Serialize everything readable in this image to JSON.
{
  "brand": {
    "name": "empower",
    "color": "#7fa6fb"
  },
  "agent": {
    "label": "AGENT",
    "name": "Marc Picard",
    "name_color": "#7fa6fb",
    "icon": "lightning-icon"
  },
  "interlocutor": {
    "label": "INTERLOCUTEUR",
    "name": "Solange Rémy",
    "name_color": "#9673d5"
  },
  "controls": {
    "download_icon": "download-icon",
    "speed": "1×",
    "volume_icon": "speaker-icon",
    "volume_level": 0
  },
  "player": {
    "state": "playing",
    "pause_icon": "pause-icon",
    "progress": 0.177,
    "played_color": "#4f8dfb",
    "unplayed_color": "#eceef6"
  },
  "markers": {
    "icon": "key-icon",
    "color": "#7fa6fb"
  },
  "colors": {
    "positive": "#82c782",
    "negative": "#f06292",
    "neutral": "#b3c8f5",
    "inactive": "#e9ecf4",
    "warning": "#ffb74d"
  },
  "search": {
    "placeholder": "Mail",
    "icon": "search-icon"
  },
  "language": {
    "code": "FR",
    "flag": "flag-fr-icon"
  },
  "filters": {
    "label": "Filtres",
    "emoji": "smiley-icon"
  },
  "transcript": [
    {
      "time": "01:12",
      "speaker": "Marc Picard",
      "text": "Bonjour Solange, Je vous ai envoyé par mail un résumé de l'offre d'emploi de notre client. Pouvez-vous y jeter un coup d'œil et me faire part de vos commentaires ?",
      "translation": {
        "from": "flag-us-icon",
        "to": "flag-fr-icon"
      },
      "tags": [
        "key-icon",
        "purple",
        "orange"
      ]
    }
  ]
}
= = = =
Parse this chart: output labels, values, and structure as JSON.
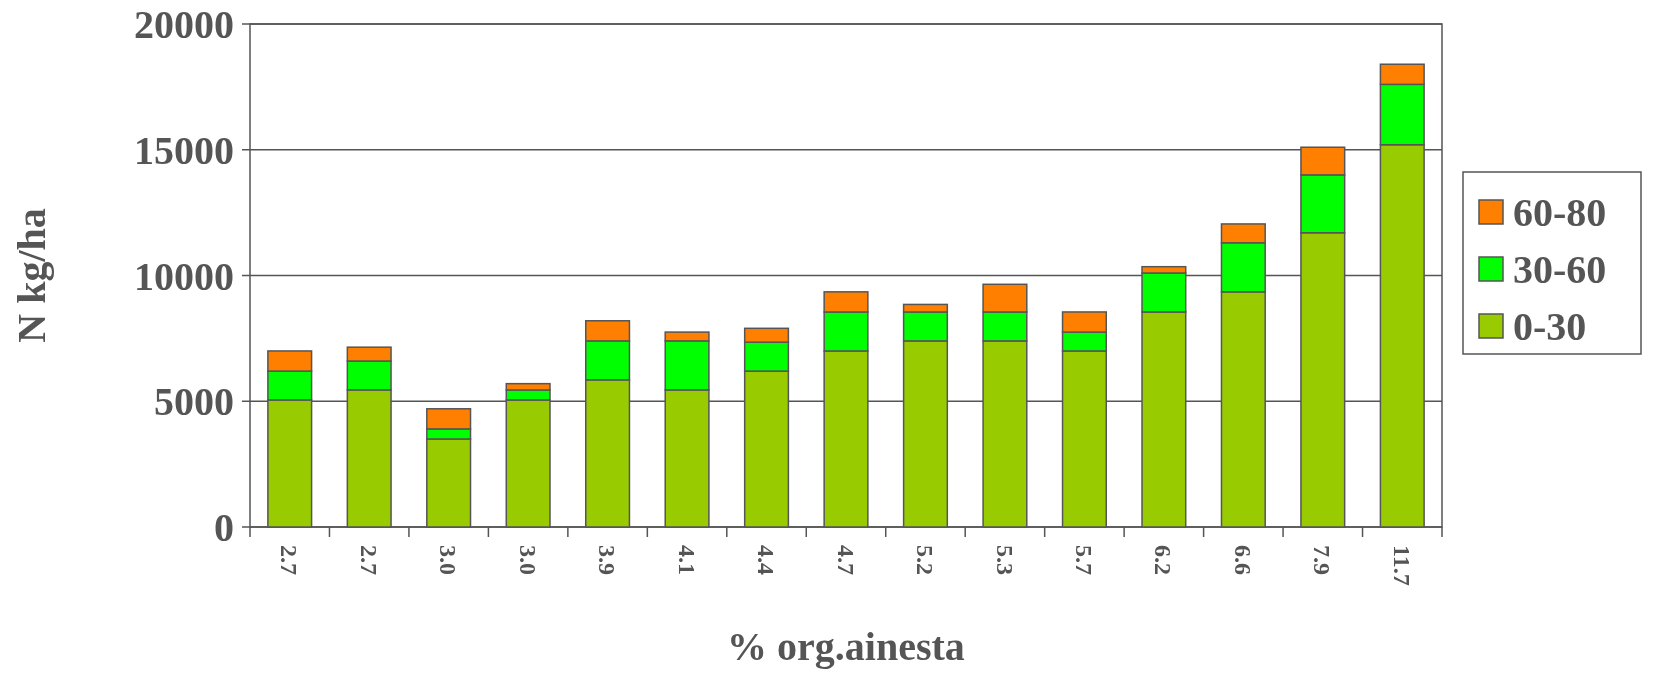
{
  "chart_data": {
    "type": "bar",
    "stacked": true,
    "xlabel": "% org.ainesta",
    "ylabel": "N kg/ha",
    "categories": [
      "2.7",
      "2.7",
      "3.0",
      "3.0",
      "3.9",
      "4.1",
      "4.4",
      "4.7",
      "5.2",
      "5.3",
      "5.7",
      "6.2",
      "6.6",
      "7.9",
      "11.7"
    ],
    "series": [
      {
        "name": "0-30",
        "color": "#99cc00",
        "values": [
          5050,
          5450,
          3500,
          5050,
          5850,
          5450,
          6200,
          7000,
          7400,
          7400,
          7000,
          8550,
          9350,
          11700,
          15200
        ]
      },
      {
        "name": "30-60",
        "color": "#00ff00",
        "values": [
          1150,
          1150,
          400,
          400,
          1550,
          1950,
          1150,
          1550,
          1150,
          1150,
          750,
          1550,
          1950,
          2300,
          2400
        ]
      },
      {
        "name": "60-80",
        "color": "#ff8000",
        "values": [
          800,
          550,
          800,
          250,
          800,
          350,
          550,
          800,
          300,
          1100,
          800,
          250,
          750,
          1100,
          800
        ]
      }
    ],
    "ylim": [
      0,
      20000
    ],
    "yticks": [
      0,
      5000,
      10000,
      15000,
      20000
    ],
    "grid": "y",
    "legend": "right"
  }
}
= = = =
§ Objective:
Say how many lines in the records hold the string "Picard", and say nothing else.

§ Problem solution:
2